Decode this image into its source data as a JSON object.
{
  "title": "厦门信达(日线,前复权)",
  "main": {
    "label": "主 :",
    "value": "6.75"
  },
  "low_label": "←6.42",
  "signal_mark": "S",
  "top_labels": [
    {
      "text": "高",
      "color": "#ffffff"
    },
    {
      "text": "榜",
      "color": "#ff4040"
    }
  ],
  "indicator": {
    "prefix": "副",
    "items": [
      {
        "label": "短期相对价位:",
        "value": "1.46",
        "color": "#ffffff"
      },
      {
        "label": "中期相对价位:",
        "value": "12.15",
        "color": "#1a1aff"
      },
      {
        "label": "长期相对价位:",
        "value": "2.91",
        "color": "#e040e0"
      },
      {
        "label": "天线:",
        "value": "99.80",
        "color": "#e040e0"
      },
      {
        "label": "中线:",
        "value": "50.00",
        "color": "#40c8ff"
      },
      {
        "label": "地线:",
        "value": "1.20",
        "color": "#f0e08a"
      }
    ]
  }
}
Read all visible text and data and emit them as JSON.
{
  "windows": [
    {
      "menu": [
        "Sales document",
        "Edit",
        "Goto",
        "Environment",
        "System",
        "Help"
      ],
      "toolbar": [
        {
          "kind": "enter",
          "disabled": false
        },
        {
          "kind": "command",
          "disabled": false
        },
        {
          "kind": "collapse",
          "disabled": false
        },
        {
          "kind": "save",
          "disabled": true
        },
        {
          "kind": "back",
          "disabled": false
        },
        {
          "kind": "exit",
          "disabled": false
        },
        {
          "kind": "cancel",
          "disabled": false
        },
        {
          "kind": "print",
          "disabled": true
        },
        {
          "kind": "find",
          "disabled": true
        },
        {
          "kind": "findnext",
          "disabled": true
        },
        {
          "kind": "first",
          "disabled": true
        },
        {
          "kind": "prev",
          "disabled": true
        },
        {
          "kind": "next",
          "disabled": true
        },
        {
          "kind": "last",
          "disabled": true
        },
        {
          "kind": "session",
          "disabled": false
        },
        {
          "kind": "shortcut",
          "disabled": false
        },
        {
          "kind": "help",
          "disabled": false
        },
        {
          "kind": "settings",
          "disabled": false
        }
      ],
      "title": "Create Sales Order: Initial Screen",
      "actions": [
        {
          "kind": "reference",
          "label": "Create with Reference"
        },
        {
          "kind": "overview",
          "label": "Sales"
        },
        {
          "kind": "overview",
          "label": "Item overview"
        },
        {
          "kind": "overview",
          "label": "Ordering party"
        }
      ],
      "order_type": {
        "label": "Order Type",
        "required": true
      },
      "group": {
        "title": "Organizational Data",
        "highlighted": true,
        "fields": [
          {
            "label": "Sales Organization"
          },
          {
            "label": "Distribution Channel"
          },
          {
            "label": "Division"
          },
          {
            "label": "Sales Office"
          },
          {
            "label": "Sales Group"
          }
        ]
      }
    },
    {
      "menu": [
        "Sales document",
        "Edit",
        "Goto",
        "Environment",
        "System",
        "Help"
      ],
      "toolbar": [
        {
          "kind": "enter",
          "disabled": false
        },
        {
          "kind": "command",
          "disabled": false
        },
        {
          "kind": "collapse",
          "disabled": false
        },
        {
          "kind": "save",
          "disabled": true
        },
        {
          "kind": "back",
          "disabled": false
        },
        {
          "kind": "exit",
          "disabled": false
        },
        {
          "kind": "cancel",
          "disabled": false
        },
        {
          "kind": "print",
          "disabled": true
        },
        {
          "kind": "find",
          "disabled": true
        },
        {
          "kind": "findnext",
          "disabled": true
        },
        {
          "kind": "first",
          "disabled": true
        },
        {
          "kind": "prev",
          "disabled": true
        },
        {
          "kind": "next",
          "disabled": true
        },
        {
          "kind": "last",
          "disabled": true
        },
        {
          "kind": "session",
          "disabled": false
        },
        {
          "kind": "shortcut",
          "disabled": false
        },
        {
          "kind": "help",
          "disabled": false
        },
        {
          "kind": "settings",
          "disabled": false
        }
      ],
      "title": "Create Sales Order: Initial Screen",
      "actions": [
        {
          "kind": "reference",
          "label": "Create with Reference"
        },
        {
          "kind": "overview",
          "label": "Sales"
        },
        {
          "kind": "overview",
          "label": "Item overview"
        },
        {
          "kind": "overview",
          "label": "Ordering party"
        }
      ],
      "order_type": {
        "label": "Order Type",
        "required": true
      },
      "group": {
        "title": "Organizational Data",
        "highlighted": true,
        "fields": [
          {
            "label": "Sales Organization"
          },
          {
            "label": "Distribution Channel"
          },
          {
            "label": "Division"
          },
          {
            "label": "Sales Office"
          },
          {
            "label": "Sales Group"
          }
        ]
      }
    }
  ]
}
────────────────────────────────────────
Go through the listing and print each line exactly as it appears.

▸ Correct output:
Decode this image into its source data as a JSON object.
{
  "title": "厦门信达(日线,前复权)",
  "main": {
    "label": "主 :",
    "value": "6.75"
  },
  "low_label": "←6.42",
  "signal_mark": "S",
  "top_labels": [
    {
      "text": "高",
      "color": "#ffffff"
    },
    {
      "text": "榜",
      "color": "#ff4040"
    }
  ],
  "indicator": {
    "prefix": "副",
    "items": [
      {
        "label": "短期相对价位:",
        "value": "1.46",
        "color": "#ffffff"
      },
      {
        "label": "中期相对价位:",
        "value": "12.15",
        "color": "#1a1aff"
      },
      {
        "label": "长期相对价位:",
        "value": "2.91",
        "color": "#e040e0"
      },
      {
        "label": "天线:",
        "value": "99.80",
        "color": "#e040e0"
      },
      {
        "label": "中线:",
        "value": "50.00",
        "color": "#40c8ff"
      },
      {
        "label": "地线:",
        "value": "1.20",
        "color": "#f0e08a"
      }
    ]
  }
}
Read all visible text and data and emit them as JSON.
{
  "windows": [
    {
      "menu": [
        "Sales document",
        "Edit",
        "Goto",
        "Environment",
        "System",
        "Help"
      ],
      "toolbar": [
        {
          "kind": "enter",
          "disabled": false
        },
        {
          "kind": "command",
          "disabled": false
        },
        {
          "kind": "collapse",
          "disabled": false
        },
        {
          "kind": "save",
          "disabled": true
        },
        {
          "kind": "back",
          "disabled": false
        },
        {
          "kind": "exit",
          "disabled": false
        },
        {
          "kind": "cancel",
          "disabled": false
        },
        {
          "kind": "print",
          "disabled": true
        },
        {
          "kind": "find",
          "disabled": true
        },
        {
          "kind": "findnext",
          "disabled": true
        },
        {
          "kind": "first",
          "disabled": true
        },
        {
          "kind": "prev",
          "disabled": true
        },
        {
          "kind": "next",
          "disabled": true
        },
        {
          "kind": "last",
          "disabled": true
        },
        {
          "kind": "session",
          "disabled": false
        },
        {
          "kind": "shortcut",
          "disabled": false
        },
        {
          "kind": "help",
          "disabled": false
        },
        {
          "kind": "settings",
          "disabled": false
        }
      ],
      "title": "Create Sales Order: Initial Screen",
      "actions": [
        {
          "kind": "reference",
          "label": "Create with Reference"
        },
        {
          "kind": "overview",
          "label": "Sales"
        },
        {
          "kind": "overview",
          "label": "Item overview"
        },
        {
          "kind": "overview",
          "label": "Ordering party"
        }
      ],
      "order_type": {
        "label": "Order Type",
        "required": true
      },
      "group": {
        "title": "Organizational Data",
        "highlighted": true,
        "fields": [
          {
            "label": "Sales Organization"
          },
          {
            "label": "Distribution Channel"
          },
          {
            "label": "Division"
          },
          {
            "label": "Sales Office"
          },
          {
            "label": "Sales Group"
          }
        ]
      }
    },
    {
      "menu": [
        "Sales document",
        "Edit",
        "Goto",
        "Environment",
        "System",
        "Help"
      ],
      "toolbar": [
        {
          "kind": "enter",
          "disabled": false
        },
        {
          "kind": "command",
          "disabled": false
        },
        {
          "kind": "collapse",
          "disabled": false
        },
        {
          "kind": "save",
          "disabled": true
        },
        {
          "kind": "back",
          "disabled": false
        },
        {
          "kind": "exit",
          "disabled": false
        },
        {
          "kind": "cancel",
          "disabled": false
        },
        {
          "kind": "print",
          "disabled": true
        },
        {
          "kind": "find",
          "disabled": true
        },
        {
          "kind": "findnext",
          "disabled": true
        },
        {
          "kind": "first",
          "disabled": true
        },
        {
          "kind": "prev",
          "disabled": true
        },
        {
          "kind": "next",
          "disabled": true
        },
        {
          "kind": "last",
          "disabled": true
        },
        {
          "kind": "session",
          "disabled": false
        },
        {
          "kind": "shortcut",
          "disabled": false
        },
        {
          "kind": "help",
          "disabled": false
        },
        {
          "kind": "settings",
          "disabled": false
        }
      ],
      "title": "Create Sales Order: Initial Screen",
      "actions": [
        {
          "kind": "reference",
          "label": "Create with Reference"
        },
        {
          "kind": "overview",
          "label": "Sales"
        },
        {
          "kind": "overview",
          "label": "Item overview"
        },
        {
          "kind": "overview",
          "label": "Ordering party"
        }
      ],
      "order_type": {
        "label": "Order Type",
        "required": true
      },
      "group": {
        "title": "Organizational Data",
        "highlighted": true,
        "fields": [
          {
            "label": "Sales Organization"
          },
          {
            "label": "Distribution Channel"
          },
          {
            "label": "Division"
          },
          {
            "label": "Sales Office"
          },
          {
            "label": "Sales Group"
          }
        ]
      }
    }
  ]
}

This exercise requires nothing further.